Data entries for graphics:

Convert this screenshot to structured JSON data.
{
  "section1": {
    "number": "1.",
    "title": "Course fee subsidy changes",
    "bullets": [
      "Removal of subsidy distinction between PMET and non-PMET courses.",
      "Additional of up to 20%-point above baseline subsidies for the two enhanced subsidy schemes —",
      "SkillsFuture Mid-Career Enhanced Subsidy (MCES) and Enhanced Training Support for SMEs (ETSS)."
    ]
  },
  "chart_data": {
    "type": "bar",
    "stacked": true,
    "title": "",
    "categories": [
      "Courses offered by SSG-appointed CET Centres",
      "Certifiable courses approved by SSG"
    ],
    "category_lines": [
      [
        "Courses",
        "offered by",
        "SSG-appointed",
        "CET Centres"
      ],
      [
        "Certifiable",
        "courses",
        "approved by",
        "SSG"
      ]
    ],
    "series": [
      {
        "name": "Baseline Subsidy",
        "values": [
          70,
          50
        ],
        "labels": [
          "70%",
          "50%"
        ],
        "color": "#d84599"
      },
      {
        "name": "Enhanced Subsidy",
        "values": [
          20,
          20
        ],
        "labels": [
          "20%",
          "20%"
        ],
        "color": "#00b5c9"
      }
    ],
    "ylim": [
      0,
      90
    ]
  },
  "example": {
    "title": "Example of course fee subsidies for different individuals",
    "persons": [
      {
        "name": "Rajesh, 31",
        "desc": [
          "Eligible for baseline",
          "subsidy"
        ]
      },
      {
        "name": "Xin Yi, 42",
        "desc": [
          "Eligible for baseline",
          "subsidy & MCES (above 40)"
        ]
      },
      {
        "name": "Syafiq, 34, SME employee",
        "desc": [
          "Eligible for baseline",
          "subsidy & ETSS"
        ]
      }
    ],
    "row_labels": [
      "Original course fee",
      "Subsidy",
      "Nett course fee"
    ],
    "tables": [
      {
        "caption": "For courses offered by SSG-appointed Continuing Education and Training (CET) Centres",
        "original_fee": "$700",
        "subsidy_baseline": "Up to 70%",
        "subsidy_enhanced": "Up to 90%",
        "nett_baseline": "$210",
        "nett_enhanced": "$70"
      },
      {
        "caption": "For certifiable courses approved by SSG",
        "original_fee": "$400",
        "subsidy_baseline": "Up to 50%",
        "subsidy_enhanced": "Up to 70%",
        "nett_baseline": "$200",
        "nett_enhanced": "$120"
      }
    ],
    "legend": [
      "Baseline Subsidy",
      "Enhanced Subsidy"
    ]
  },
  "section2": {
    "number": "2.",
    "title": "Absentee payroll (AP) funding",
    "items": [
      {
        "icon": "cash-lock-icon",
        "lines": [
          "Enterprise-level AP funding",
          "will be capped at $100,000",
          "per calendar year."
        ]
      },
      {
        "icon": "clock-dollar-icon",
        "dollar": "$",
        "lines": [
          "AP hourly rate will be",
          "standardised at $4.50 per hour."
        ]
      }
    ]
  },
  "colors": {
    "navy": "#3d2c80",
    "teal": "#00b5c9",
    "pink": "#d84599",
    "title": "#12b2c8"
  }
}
==
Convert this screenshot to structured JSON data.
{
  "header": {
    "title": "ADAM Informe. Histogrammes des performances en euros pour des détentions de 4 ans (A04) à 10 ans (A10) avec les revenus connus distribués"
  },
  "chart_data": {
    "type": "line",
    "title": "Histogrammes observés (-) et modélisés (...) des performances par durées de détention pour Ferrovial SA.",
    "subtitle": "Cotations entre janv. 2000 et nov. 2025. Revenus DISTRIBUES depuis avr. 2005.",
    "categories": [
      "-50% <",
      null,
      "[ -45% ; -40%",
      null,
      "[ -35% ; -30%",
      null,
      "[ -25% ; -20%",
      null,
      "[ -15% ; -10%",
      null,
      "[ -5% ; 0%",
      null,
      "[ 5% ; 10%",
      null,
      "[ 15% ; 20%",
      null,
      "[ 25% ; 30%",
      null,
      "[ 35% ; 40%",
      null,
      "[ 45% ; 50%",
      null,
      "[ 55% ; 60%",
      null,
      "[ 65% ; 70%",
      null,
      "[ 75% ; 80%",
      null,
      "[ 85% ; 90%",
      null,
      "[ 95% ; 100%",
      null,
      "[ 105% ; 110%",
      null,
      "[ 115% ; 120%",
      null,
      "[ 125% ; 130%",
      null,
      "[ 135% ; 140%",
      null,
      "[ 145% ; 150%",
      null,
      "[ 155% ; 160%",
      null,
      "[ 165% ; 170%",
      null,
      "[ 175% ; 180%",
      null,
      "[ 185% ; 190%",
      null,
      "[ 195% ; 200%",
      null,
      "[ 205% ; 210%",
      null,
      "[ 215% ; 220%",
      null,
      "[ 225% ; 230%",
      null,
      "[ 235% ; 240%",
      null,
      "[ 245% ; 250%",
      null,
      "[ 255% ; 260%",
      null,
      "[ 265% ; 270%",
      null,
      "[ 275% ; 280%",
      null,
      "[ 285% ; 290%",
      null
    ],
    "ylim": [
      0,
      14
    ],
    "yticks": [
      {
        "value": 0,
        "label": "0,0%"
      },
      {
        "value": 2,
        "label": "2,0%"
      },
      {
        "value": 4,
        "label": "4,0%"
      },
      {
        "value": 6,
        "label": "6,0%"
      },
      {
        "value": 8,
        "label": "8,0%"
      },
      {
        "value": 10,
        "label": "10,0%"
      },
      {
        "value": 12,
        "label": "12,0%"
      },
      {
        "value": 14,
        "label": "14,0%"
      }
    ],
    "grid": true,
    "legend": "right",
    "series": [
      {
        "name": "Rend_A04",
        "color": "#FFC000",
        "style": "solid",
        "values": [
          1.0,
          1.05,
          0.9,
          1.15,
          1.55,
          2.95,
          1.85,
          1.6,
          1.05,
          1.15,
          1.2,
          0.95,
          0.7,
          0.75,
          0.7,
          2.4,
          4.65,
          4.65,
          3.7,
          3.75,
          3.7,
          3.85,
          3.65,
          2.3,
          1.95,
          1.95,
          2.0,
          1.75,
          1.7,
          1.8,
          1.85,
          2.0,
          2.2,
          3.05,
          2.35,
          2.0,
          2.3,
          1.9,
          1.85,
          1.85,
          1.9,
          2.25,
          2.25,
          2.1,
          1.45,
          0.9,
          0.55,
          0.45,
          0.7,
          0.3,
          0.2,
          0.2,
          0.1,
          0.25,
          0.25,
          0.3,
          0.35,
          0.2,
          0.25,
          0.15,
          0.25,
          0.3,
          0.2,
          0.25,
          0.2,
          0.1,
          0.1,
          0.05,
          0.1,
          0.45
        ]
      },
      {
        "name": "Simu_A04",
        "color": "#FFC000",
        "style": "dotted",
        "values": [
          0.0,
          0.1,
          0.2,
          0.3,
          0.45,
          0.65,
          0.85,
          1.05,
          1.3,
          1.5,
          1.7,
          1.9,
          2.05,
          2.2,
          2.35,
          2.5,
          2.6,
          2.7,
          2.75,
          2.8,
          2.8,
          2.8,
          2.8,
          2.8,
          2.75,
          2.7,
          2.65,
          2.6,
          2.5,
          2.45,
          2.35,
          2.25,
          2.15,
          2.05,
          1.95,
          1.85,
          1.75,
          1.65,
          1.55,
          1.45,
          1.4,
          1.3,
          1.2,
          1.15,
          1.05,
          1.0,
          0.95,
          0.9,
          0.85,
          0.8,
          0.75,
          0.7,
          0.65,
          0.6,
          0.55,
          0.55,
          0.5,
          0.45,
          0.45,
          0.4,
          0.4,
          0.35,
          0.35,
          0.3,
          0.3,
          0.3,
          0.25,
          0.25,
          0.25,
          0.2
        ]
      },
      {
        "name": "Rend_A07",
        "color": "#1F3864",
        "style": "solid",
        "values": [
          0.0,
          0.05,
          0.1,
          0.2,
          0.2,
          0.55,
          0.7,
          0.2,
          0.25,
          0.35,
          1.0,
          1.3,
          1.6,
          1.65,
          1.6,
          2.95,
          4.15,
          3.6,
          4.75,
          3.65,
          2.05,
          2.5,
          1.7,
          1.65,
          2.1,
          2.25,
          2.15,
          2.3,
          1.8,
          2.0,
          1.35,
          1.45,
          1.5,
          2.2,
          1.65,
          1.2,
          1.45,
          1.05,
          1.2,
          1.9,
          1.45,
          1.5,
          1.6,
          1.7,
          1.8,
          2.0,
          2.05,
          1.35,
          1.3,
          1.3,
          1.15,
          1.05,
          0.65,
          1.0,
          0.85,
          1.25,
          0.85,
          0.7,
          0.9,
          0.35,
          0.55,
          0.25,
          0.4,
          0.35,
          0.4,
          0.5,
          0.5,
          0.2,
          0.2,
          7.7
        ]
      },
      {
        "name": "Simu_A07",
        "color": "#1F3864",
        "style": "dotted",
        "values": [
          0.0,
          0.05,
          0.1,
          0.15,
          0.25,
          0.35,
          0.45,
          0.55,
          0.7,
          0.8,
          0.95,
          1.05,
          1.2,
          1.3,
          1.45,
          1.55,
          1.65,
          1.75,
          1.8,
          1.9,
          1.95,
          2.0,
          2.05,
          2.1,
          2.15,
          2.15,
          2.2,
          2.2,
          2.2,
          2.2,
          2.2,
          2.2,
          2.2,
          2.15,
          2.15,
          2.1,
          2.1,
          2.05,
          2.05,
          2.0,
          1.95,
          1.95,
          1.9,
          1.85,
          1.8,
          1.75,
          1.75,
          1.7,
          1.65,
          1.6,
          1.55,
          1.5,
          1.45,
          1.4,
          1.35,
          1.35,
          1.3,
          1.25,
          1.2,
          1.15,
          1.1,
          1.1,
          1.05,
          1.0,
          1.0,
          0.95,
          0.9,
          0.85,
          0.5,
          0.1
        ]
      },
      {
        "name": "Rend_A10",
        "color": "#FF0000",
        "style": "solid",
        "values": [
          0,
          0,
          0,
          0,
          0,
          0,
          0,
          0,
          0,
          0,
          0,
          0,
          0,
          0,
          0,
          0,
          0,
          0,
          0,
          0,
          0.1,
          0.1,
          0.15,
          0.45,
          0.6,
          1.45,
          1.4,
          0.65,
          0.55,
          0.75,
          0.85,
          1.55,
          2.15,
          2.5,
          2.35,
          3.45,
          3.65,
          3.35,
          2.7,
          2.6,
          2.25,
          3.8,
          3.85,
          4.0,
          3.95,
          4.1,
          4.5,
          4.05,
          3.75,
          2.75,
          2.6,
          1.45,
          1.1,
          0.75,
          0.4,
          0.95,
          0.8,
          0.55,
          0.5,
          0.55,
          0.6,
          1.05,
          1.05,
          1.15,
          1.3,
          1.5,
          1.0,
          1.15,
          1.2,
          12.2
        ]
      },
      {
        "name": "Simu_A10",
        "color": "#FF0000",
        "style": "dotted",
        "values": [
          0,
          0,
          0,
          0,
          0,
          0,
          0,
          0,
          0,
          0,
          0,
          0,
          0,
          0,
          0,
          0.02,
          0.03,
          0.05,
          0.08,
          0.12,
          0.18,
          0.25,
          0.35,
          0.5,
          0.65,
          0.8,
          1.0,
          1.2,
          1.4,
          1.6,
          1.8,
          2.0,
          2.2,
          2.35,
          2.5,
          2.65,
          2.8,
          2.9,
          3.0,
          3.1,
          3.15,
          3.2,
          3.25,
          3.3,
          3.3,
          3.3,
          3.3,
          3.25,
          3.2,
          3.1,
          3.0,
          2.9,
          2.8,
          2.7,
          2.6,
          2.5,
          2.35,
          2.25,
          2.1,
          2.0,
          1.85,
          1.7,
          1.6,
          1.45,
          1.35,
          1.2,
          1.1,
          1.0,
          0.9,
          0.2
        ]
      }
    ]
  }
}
--
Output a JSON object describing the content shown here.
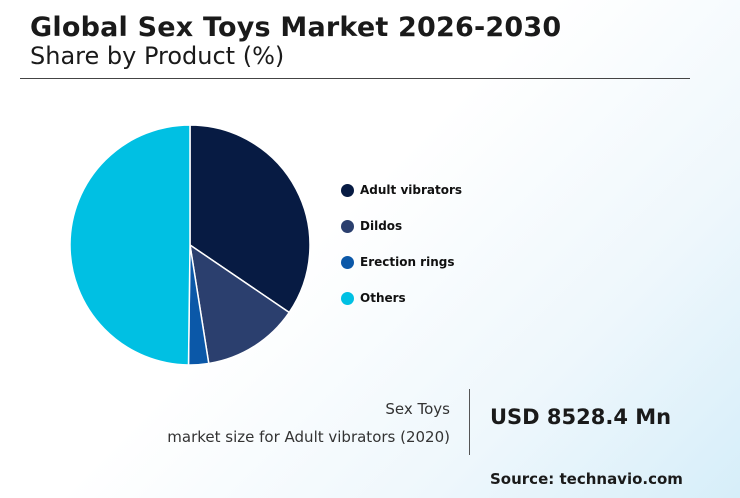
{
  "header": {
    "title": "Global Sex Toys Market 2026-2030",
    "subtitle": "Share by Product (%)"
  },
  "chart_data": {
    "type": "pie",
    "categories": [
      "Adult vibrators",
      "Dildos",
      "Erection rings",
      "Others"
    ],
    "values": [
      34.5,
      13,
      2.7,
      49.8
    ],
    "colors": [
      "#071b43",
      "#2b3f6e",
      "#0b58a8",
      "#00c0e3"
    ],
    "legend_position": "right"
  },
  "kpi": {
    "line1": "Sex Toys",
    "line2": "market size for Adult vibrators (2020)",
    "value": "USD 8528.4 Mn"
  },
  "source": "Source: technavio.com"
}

▶ [Your instructions]
Your task is to list each line of the records with the word "right".

▶ [Output of the exercise]
    "legend": "right",
    "legend_position": "right"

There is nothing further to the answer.